== What to work on ==
Reproduce the listing word for word, leaving every picture behind.

== Provided records ==
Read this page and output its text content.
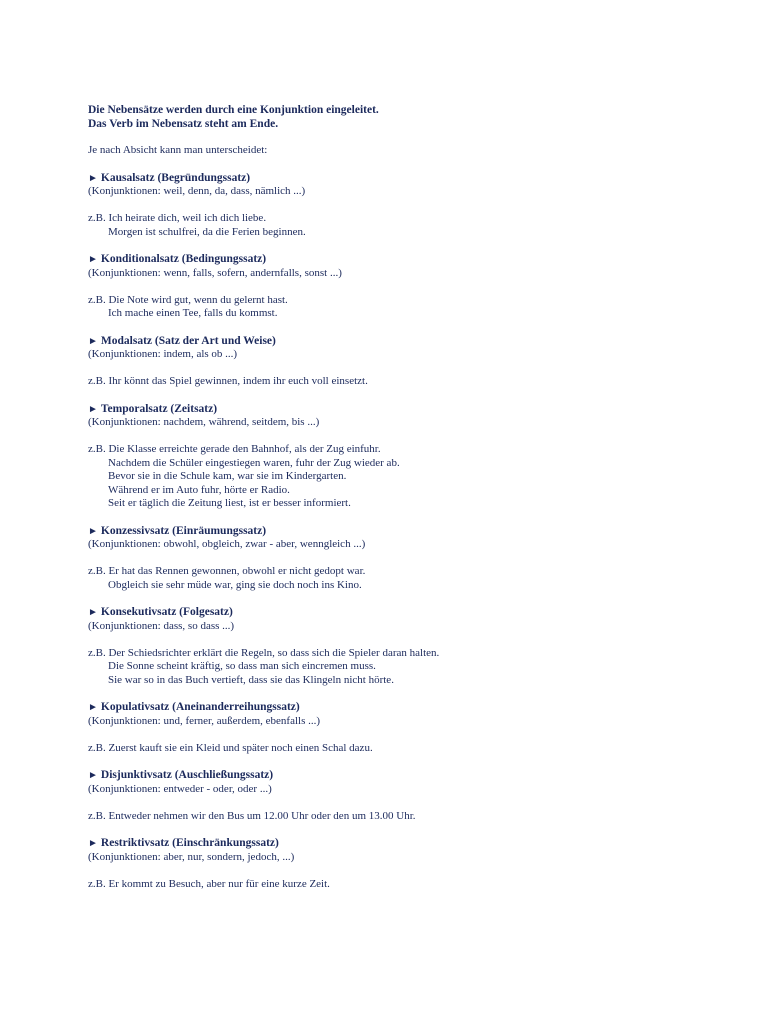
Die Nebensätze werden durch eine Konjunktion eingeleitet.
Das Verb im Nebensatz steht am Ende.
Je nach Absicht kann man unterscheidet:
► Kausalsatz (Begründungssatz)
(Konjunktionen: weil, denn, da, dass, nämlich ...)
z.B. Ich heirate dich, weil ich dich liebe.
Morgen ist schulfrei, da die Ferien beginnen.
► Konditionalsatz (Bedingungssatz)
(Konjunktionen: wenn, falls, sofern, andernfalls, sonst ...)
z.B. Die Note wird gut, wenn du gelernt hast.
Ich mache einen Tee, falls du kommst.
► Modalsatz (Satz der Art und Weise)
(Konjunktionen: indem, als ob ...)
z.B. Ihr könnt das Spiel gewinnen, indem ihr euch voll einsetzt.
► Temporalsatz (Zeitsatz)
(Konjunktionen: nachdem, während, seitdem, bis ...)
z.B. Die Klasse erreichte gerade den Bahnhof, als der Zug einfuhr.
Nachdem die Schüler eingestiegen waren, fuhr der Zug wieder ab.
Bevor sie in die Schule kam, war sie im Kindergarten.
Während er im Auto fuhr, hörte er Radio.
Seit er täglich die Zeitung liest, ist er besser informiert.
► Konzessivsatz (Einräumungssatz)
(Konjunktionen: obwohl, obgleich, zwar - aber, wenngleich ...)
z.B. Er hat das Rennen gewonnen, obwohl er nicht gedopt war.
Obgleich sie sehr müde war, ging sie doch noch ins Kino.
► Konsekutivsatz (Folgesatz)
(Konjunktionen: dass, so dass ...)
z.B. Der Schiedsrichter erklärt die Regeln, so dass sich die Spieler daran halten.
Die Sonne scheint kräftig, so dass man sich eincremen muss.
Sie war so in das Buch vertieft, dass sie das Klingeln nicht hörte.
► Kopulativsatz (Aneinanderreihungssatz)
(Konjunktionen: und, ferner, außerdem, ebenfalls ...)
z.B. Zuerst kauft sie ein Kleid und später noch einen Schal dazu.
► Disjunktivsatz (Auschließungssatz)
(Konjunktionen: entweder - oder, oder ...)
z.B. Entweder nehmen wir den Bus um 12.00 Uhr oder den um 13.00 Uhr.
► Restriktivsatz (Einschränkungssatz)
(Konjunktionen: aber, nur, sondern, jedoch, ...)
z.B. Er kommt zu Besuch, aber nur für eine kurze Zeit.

== Exercise answer ==
Read this page and output its text content.
Die Nebensätze werden durch eine Konjunktion eingeleitet.
Das Verb im Nebensatz steht am Ende.
Je nach Absicht kann man unterscheidet:
► Kausalsatz (Begründungssatz)
(Konjunktionen: weil, denn, da, dass, nämlich ...)
z.B. Ich heirate dich, weil ich dich liebe.
Morgen ist schulfrei, da die Ferien beginnen.
► Konditionalsatz (Bedingungssatz)
(Konjunktionen: wenn, falls, sofern, andernfalls, sonst ...)
z.B. Die Note wird gut, wenn du gelernt hast.
Ich mache einen Tee, falls du kommst.
► Modalsatz (Satz der Art und Weise)
(Konjunktionen: indem, als ob ...)
z.B. Ihr könnt das Spiel gewinnen, indem ihr euch voll einsetzt.
► Temporalsatz (Zeitsatz)
(Konjunktionen: nachdem, während, seitdem, bis ...)
z.B. Die Klasse erreichte gerade den Bahnhof, als der Zug einfuhr.
Nachdem die Schüler eingestiegen waren, fuhr der Zug wieder ab.
Bevor sie in die Schule kam, war sie im Kindergarten.
Während er im Auto fuhr, hörte er Radio.
Seit er täglich die Zeitung liest, ist er besser informiert.
► Konzessivsatz (Einräumungssatz)
(Konjunktionen: obwohl, obgleich, zwar - aber, wenngleich ...)
z.B. Er hat das Rennen gewonnen, obwohl er nicht gedopt war.
Obgleich sie sehr müde war, ging sie doch noch ins Kino.
► Konsekutivsatz (Folgesatz)
(Konjunktionen: dass, so dass ...)
z.B. Der Schiedsrichter erklärt die Regeln, so dass sich die Spieler daran halten.
Die Sonne scheint kräftig, so dass man sich eincremen muss.
Sie war so in das Buch vertieft, dass sie das Klingeln nicht hörte.
► Kopulativsatz (Aneinanderreihungssatz)
(Konjunktionen: und, ferner, außerdem, ebenfalls ...)
z.B. Zuerst kauft sie ein Kleid und später noch einen Schal dazu.
► Disjunktivsatz (Auschließungssatz)
(Konjunktionen: entweder - oder, oder ...)
z.B. Entweder nehmen wir den Bus um 12.00 Uhr oder den um 13.00 Uhr.
► Restriktivsatz (Einschränkungssatz)
(Konjunktionen: aber, nur, sondern, jedoch, ...)
z.B. Er kommt zu Besuch, aber nur für eine kurze Zeit.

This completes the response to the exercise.